§ **Set exercise**: Reproduce the data verbatim, everything from its first line down to and including the line containing "data-point-series-0 — [2433, 242, 2454, 261]".

§ **Data lines**:
● ● ●

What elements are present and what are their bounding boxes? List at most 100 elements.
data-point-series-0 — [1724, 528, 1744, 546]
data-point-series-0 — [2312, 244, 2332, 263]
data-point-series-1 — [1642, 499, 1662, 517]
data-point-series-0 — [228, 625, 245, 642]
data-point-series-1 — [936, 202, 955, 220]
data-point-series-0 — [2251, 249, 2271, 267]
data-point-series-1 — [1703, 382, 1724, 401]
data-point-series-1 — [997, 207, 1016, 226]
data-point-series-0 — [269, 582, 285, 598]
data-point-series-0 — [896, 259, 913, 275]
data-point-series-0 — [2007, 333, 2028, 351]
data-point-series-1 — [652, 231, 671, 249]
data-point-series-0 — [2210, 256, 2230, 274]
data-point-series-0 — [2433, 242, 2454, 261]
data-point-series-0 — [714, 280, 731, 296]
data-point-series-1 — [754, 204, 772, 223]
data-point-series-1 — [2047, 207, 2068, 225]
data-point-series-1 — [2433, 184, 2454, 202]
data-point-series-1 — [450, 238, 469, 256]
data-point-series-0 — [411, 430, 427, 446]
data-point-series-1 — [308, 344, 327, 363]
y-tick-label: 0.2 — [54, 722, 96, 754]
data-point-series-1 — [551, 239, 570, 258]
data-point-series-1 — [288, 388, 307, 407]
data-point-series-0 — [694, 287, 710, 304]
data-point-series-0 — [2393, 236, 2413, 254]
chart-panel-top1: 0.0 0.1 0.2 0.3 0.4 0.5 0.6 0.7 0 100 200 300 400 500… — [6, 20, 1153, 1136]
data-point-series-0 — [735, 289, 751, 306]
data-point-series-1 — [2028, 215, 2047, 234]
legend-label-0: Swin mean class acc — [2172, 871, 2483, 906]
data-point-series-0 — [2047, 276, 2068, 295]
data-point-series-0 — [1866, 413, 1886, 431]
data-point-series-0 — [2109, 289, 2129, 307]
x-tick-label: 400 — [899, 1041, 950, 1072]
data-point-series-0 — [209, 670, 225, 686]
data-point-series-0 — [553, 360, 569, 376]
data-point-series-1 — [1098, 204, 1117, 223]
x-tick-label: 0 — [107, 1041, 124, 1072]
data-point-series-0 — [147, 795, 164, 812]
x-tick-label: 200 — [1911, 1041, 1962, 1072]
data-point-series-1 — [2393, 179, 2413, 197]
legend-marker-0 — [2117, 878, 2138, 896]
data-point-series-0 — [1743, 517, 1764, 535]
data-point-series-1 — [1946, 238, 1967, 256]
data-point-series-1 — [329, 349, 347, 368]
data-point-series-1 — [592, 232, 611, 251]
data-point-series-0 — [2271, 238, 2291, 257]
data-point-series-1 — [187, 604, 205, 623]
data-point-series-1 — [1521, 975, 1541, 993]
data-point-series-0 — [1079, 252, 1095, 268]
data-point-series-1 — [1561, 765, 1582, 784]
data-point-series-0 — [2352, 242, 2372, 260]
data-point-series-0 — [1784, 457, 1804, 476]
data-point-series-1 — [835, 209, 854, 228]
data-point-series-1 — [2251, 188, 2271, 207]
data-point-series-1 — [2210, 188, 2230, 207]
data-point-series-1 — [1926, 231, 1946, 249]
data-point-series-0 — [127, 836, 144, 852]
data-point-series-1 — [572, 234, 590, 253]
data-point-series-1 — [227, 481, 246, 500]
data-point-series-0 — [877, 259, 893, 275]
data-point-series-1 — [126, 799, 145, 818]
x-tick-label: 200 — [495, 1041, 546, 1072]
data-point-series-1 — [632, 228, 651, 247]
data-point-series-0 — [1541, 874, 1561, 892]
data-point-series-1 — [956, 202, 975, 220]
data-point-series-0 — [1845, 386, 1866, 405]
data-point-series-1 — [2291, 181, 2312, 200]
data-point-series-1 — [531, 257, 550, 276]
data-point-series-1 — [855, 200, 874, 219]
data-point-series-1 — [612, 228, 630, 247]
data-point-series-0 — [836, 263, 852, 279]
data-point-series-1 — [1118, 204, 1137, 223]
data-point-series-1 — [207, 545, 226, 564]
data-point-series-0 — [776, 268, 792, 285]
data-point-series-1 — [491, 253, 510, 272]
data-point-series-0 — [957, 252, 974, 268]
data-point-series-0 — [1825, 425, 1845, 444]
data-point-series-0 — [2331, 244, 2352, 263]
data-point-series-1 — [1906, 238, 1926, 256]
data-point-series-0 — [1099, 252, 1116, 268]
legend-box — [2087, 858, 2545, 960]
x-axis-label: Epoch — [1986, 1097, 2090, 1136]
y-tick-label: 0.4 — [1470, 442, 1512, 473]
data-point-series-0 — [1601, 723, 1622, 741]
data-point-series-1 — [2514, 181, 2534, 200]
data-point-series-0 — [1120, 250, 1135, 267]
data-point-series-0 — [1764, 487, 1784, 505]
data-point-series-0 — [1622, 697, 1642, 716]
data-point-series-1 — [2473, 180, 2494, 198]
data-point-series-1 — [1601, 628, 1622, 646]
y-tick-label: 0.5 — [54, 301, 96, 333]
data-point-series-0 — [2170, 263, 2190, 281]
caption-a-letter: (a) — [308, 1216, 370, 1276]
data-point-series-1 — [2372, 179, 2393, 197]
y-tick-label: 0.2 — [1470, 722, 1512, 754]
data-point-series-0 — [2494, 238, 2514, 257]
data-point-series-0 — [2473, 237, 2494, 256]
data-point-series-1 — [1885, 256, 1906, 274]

● ● ●

§ **Solution for this problem**:
What elements are present and what are their bounding boxes? List at most 100 elements.
data-point-series-0 — [1724, 528, 1744, 546]
data-point-series-0 — [2312, 244, 2332, 263]
data-point-series-1 — [1642, 499, 1662, 517]
data-point-series-0 — [228, 625, 245, 642]
data-point-series-1 — [936, 202, 955, 220]
data-point-series-0 — [2251, 249, 2271, 267]
data-point-series-1 — [1703, 382, 1724, 401]
data-point-series-1 — [997, 207, 1016, 226]
data-point-series-0 — [269, 582, 285, 598]
data-point-series-0 — [896, 259, 913, 275]
data-point-series-0 — [2007, 333, 2028, 351]
data-point-series-1 — [652, 231, 671, 249]
data-point-series-0 — [2210, 256, 2230, 274]
data-point-series-0 — [2433, 242, 2454, 261]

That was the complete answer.